- [TASK STATEMENT]
Copy every line of the data that contains the string "reading".

- [DATA SHOWN]
# # #

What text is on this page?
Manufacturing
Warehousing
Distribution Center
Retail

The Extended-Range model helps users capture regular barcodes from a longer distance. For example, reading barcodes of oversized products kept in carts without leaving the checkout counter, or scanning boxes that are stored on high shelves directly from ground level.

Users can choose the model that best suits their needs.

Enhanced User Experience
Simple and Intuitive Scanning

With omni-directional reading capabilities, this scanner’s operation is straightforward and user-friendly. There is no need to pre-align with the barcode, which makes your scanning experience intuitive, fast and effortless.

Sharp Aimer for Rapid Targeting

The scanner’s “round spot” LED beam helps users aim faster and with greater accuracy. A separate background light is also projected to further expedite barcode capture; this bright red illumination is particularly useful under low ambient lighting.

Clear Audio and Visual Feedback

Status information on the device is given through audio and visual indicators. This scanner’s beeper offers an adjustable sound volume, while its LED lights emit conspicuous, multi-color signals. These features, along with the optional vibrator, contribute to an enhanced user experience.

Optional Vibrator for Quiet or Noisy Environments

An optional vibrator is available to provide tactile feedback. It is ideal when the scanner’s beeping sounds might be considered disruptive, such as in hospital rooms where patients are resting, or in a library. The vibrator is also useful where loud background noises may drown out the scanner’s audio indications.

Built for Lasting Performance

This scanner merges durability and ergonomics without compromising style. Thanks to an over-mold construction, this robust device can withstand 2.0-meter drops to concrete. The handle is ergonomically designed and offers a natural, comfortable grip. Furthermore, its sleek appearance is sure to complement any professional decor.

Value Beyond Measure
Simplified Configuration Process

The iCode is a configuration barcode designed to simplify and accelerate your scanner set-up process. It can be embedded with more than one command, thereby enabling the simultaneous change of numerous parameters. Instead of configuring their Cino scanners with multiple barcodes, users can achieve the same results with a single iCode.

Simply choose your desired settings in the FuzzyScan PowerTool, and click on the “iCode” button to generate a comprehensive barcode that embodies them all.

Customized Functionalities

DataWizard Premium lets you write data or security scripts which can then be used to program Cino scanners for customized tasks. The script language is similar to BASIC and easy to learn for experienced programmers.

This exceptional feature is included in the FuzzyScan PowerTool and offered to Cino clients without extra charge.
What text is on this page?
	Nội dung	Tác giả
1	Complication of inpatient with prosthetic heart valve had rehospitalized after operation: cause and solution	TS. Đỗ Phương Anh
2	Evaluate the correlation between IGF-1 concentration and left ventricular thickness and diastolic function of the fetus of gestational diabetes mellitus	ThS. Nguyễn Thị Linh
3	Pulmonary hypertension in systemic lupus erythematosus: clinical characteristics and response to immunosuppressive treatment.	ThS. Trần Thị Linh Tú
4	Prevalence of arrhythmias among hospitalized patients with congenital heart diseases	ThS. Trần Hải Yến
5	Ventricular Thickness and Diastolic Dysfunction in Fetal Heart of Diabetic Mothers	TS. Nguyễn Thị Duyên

# # #

- [REPLY]
The Extended-Range model helps users capture regular barcodes from a longer distance. For example, reading barcodes of oversized products kept in carts without leaving the checkout counter, or scanning boxes that are stored on high shelves directly from ground level.
With omni-directional reading capabilities, this scanner’s operation is straightforward and user-friendly. There is no need to pre-align with the barcode, which makes your scanning experience intuitive, fast and effortless.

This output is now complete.